/---

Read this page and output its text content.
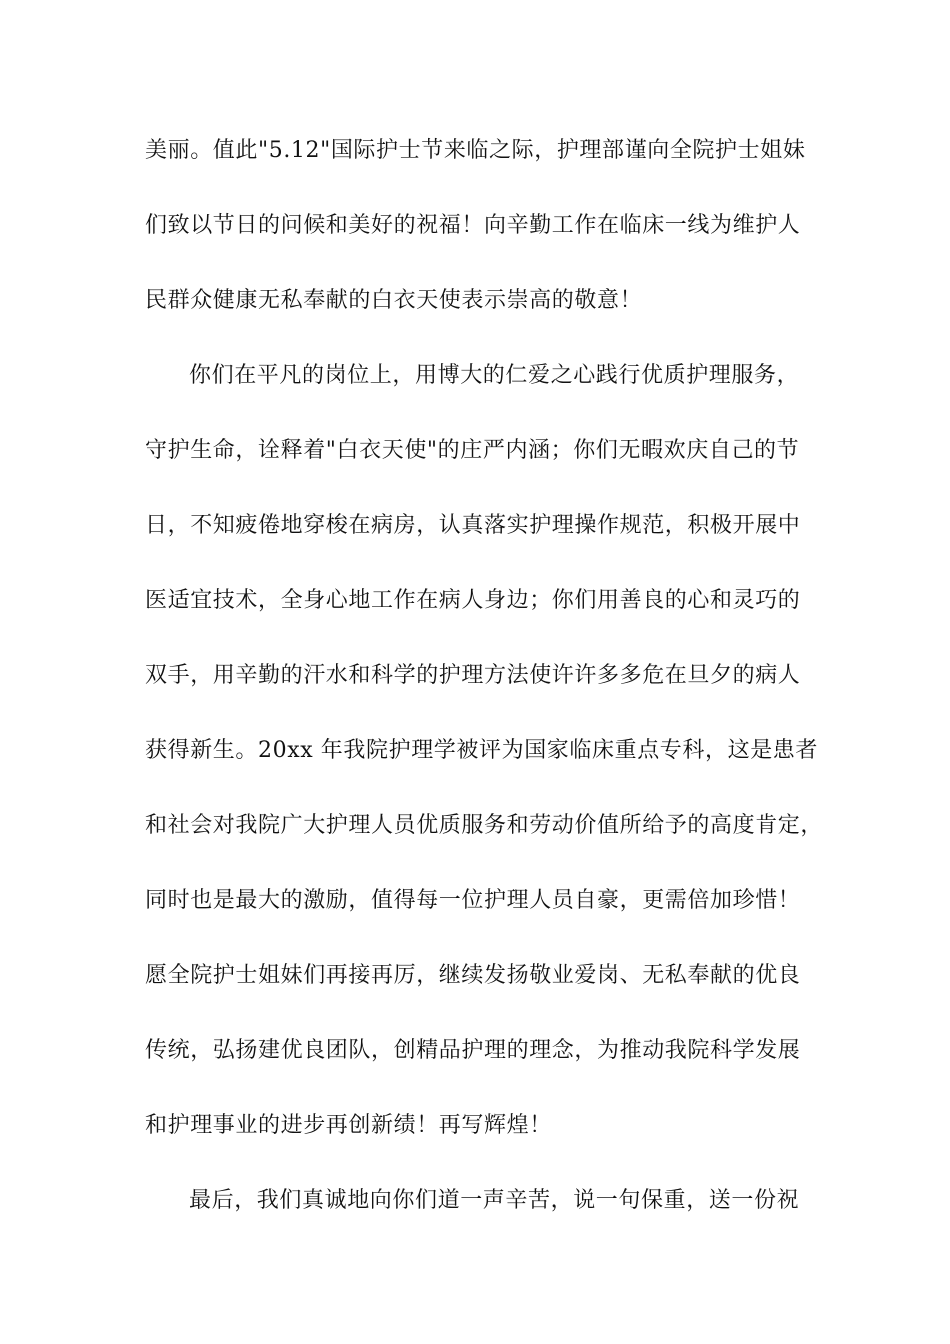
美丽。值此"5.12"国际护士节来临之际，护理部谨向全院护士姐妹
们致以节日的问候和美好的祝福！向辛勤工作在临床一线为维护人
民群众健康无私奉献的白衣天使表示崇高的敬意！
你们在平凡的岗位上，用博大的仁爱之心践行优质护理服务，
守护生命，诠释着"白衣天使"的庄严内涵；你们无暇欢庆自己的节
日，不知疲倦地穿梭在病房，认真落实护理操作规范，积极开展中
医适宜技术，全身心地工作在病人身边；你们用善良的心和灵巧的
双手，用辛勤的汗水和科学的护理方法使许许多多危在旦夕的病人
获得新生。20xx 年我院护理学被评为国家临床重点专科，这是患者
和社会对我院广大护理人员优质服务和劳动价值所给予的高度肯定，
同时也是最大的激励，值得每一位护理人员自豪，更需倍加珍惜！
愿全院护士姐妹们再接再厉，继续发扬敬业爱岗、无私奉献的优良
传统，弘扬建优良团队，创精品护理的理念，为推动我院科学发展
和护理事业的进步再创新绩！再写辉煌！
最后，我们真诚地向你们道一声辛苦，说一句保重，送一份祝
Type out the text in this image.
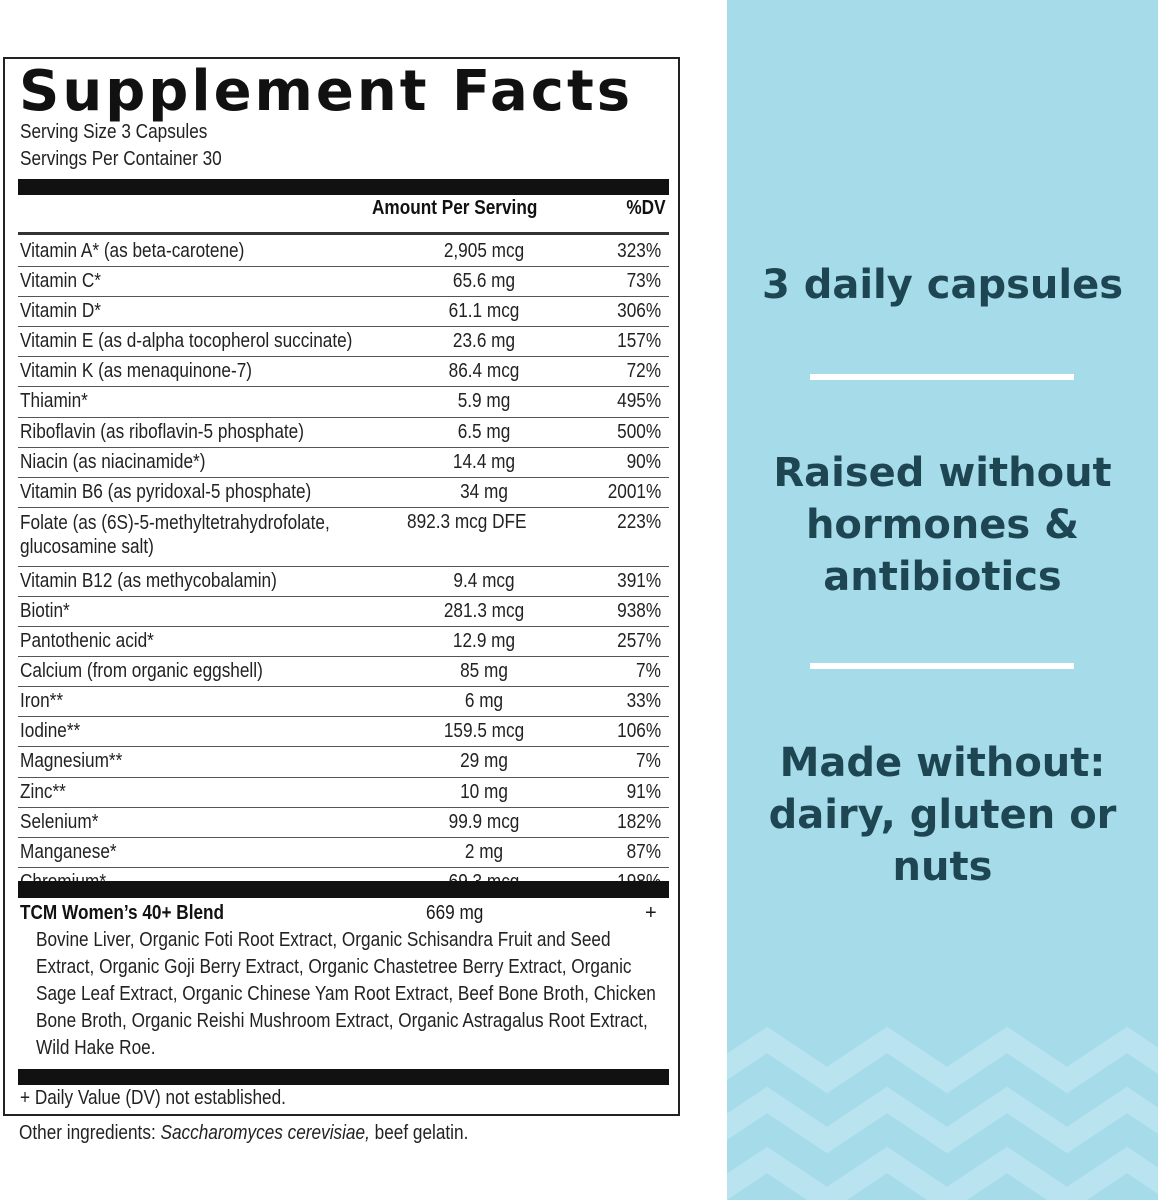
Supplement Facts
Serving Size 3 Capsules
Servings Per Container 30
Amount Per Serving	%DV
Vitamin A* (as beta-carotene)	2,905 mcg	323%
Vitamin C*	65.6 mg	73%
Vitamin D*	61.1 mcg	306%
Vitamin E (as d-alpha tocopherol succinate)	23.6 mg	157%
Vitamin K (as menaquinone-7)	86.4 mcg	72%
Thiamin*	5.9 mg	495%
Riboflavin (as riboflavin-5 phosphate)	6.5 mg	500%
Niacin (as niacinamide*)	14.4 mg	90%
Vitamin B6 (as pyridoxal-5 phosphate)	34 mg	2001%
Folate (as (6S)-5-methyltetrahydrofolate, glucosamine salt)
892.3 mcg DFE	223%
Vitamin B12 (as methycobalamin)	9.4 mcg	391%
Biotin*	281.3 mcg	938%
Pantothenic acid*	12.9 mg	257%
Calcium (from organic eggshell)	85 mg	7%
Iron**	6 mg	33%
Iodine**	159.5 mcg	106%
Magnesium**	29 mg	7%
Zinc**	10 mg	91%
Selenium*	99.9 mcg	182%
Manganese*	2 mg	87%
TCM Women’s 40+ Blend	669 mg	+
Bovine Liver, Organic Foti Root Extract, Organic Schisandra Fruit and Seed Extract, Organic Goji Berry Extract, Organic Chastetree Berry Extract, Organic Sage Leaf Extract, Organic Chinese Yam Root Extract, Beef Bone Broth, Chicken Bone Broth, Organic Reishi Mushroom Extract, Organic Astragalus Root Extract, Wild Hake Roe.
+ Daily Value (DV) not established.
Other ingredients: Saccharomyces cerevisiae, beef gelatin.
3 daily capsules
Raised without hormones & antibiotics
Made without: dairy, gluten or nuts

\---
/---

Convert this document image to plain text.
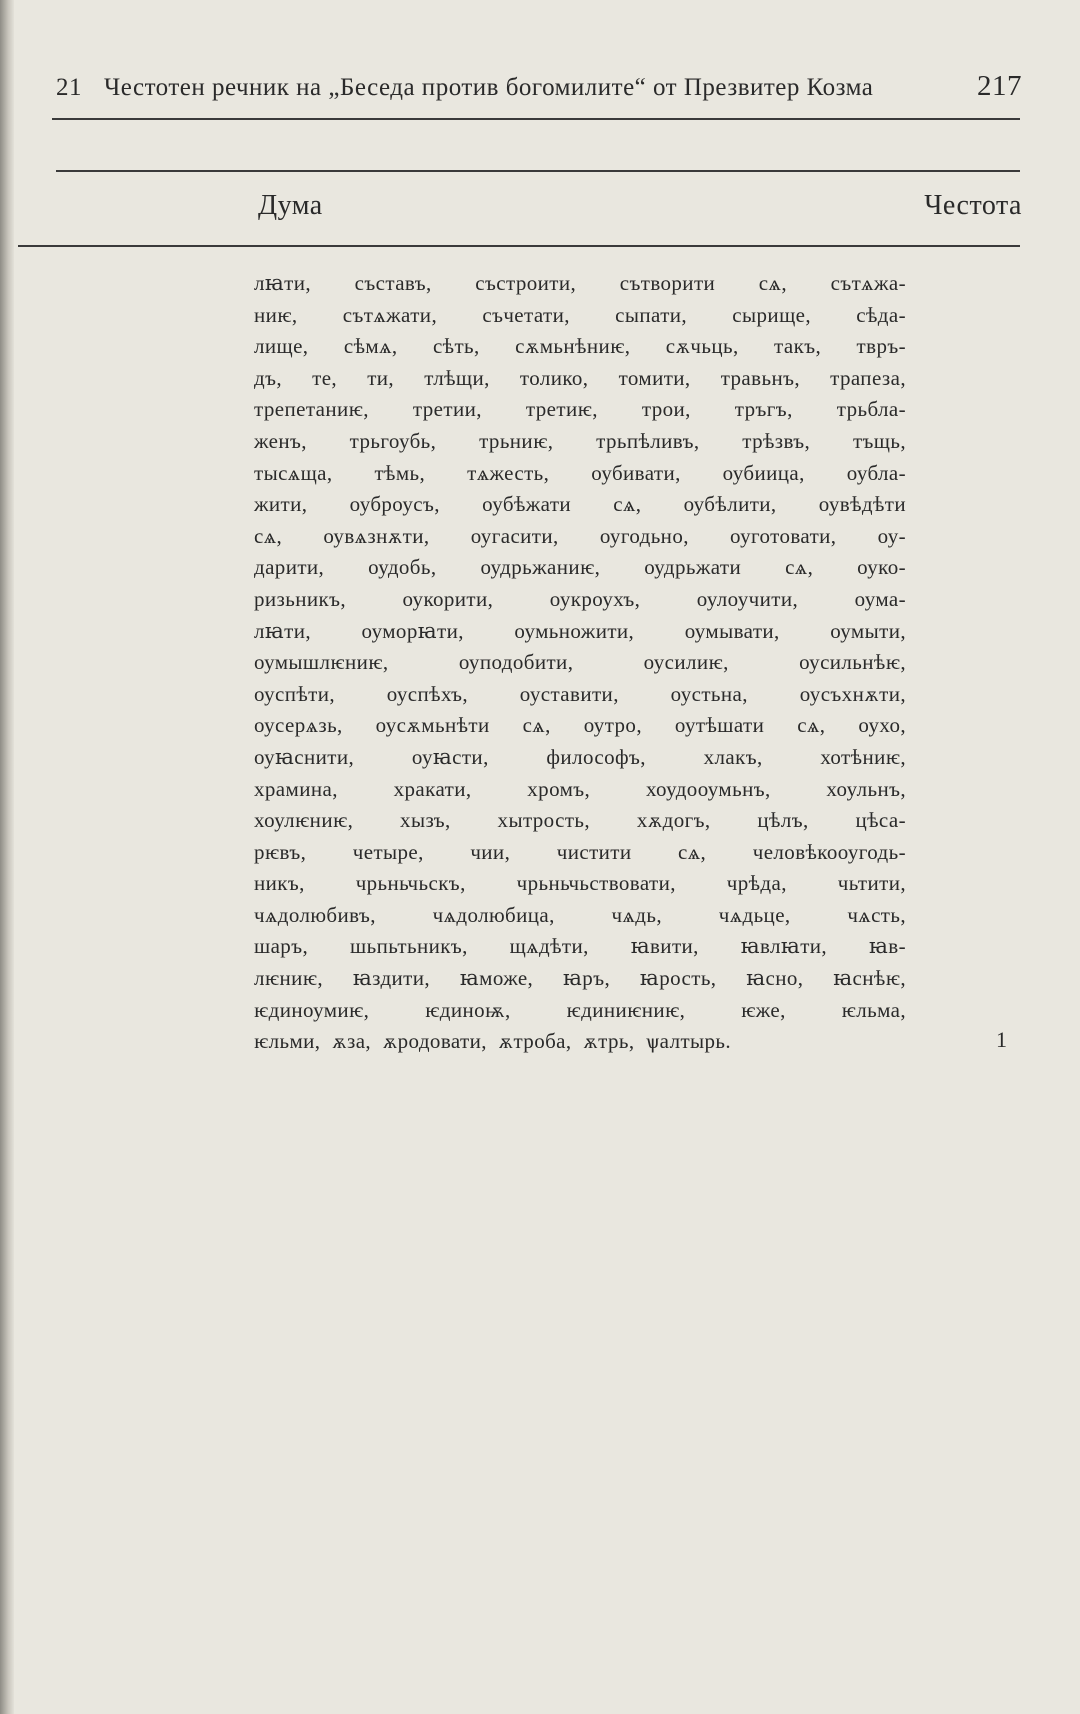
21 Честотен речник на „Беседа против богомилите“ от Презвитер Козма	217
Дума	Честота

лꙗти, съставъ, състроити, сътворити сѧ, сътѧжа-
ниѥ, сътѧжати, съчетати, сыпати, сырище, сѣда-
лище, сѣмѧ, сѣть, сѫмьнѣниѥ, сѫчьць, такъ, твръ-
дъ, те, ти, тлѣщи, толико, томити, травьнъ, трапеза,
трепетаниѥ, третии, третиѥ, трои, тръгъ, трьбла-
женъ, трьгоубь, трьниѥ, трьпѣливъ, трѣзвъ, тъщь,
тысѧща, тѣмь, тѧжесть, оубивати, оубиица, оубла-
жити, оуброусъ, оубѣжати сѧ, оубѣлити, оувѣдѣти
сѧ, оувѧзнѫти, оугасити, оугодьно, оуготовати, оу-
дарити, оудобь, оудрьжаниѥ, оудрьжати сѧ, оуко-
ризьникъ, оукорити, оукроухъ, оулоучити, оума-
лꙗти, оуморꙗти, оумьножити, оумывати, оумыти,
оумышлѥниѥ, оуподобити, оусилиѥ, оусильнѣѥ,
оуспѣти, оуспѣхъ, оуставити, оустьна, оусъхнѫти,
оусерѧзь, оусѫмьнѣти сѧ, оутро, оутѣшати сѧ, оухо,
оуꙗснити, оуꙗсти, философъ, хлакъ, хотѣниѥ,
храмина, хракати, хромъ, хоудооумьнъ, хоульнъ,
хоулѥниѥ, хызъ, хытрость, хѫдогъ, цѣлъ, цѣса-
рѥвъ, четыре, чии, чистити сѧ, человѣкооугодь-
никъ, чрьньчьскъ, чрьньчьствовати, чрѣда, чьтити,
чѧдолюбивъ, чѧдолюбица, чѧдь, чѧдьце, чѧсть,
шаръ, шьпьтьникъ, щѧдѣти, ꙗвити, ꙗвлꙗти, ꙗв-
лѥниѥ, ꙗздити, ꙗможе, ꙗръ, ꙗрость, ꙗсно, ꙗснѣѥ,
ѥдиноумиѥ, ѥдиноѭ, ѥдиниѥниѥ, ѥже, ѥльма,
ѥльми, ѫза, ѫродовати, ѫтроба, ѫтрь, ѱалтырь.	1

\---
/---

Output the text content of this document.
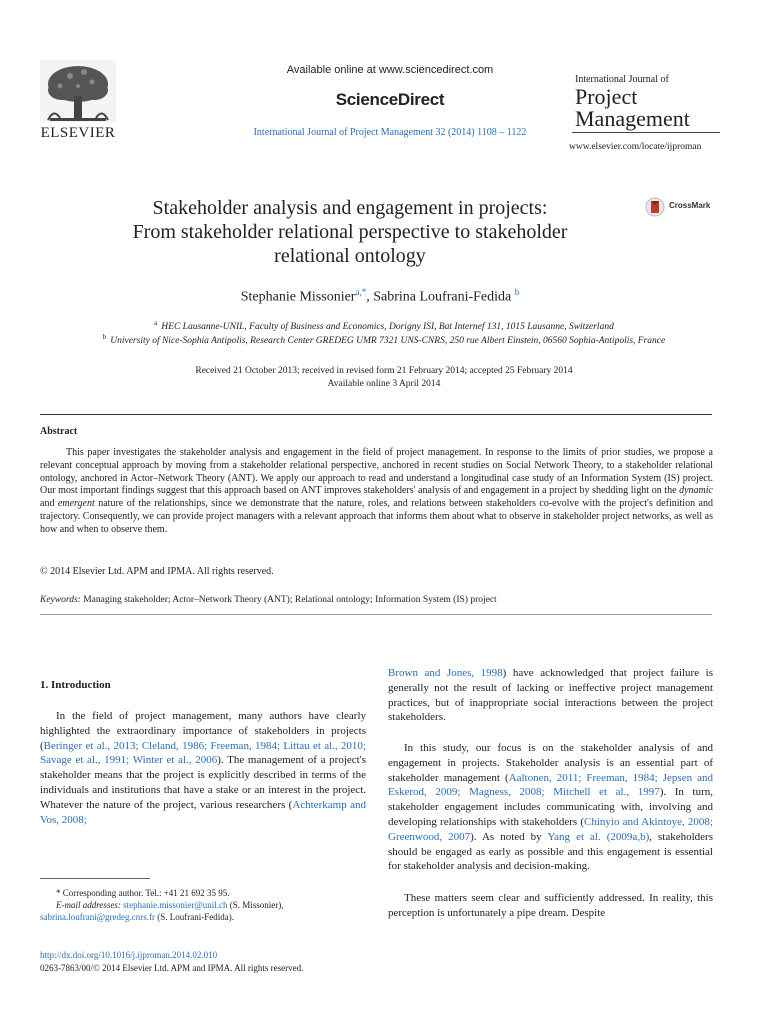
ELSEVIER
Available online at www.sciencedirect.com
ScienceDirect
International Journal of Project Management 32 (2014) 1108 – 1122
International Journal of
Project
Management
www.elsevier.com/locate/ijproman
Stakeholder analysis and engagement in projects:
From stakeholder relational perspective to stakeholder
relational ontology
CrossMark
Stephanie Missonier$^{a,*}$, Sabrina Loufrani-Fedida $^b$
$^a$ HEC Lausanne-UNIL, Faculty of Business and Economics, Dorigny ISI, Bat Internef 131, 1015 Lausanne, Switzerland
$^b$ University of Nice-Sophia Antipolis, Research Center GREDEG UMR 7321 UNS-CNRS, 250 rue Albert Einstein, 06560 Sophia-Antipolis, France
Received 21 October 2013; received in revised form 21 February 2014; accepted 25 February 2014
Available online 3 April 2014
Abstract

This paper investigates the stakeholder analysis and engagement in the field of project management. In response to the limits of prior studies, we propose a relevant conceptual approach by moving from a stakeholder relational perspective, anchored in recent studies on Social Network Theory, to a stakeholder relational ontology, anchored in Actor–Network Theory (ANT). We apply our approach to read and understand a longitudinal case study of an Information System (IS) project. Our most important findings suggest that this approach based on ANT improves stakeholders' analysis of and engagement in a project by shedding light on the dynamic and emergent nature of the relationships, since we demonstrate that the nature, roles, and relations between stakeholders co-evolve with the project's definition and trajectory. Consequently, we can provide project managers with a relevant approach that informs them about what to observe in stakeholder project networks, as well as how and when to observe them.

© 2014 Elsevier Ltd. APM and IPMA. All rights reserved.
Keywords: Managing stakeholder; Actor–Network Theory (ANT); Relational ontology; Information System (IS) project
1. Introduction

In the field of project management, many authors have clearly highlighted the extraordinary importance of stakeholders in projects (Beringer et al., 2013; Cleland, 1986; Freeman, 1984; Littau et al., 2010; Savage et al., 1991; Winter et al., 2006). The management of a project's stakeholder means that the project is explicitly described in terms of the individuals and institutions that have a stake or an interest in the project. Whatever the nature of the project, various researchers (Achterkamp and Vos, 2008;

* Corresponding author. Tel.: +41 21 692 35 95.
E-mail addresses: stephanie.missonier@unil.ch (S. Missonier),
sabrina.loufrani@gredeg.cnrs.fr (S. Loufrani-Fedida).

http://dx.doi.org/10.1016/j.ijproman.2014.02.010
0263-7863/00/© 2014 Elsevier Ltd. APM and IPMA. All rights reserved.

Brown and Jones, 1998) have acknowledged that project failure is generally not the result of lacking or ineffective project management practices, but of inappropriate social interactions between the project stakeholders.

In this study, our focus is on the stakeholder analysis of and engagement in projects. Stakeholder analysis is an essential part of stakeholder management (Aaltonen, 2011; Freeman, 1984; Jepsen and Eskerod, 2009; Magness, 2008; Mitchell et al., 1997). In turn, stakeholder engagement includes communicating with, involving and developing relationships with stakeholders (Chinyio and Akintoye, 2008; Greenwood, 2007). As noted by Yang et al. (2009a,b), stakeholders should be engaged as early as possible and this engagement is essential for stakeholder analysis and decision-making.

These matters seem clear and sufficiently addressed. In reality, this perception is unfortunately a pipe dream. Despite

\---

[CHALLENGE]
Select, from the listing, all lines that include the word "Available".

[EXERCISE OUTPUT]
Available online at www.sciencedirect.com
Available online 3 April 2014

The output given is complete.